To be done -
Pick out each line with the word "mineralnej" from the material that follows.

──────

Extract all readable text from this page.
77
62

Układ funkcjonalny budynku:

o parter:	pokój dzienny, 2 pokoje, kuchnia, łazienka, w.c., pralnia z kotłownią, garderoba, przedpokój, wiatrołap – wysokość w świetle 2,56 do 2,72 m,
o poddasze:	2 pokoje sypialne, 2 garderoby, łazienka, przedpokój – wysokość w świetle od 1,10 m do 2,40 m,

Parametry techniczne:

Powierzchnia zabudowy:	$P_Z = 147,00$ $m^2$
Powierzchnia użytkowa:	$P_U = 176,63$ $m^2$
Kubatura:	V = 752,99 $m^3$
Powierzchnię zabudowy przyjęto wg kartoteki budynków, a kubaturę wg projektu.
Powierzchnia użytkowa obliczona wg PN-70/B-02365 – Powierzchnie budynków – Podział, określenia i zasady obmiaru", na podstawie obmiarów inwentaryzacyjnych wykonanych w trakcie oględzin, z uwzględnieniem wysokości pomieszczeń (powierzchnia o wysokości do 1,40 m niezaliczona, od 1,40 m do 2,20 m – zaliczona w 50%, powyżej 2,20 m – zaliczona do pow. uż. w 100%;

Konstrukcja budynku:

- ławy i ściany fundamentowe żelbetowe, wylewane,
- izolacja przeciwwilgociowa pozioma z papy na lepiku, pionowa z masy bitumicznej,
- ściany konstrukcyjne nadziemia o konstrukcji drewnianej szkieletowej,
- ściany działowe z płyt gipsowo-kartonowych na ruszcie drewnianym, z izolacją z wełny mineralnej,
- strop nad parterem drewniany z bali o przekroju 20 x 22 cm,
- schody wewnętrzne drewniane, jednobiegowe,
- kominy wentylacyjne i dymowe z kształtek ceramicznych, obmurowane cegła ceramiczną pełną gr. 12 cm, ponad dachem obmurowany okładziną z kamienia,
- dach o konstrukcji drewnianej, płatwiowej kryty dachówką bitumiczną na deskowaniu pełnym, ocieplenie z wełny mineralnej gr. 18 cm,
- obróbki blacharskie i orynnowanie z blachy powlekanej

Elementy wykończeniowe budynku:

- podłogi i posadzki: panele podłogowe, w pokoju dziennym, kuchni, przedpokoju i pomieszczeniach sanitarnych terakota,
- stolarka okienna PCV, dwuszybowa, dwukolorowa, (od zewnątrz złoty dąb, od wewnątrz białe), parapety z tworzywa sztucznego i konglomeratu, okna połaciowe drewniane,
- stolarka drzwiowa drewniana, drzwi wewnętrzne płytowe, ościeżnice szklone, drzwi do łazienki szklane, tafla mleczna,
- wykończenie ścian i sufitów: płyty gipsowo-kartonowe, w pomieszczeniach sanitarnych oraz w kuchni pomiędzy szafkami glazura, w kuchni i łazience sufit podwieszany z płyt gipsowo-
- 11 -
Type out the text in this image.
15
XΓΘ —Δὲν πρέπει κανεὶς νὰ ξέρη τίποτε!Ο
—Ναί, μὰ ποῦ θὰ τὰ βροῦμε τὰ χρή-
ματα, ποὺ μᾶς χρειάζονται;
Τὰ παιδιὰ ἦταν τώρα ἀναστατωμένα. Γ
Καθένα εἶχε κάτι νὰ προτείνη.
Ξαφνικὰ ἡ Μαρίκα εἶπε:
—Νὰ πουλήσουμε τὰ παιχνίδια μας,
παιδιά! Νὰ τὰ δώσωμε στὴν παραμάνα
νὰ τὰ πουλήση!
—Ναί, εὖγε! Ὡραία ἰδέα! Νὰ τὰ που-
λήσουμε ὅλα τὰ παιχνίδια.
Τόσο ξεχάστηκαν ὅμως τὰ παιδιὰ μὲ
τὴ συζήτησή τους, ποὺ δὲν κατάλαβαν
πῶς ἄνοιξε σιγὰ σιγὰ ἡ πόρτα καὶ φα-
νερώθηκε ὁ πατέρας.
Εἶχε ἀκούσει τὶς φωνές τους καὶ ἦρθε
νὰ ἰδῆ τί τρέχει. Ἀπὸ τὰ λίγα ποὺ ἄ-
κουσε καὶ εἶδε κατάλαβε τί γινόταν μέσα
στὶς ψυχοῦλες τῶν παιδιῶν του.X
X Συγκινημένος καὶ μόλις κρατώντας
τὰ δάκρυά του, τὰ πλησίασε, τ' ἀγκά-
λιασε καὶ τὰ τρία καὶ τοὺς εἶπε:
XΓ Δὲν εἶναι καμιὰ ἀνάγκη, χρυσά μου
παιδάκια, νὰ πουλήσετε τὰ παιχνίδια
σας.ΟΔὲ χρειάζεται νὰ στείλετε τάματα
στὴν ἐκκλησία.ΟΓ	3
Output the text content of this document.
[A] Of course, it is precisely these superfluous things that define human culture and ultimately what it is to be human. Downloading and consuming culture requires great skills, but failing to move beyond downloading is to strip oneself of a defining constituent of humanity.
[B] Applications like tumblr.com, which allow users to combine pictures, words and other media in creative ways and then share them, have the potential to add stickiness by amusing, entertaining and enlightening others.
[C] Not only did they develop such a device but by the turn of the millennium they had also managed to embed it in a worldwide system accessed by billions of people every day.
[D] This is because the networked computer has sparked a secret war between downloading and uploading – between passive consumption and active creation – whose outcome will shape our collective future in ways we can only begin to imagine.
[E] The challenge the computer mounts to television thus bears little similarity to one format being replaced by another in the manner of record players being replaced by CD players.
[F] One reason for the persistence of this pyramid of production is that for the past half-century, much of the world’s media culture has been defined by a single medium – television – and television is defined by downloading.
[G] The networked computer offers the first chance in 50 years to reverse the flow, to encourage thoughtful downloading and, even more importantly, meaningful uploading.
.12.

──────

Right answer -
- ściany działowe z płyt gipsowo-kartonowych na ruszcie drewnianym, z izolacją z wełny mineralnej,
- dach o konstrukcji drewnianej, płatwiowej kryty dachówką bitumiczną na deskowaniu pełnym, ocieplenie z wełny mineralnej gr. 18 cm,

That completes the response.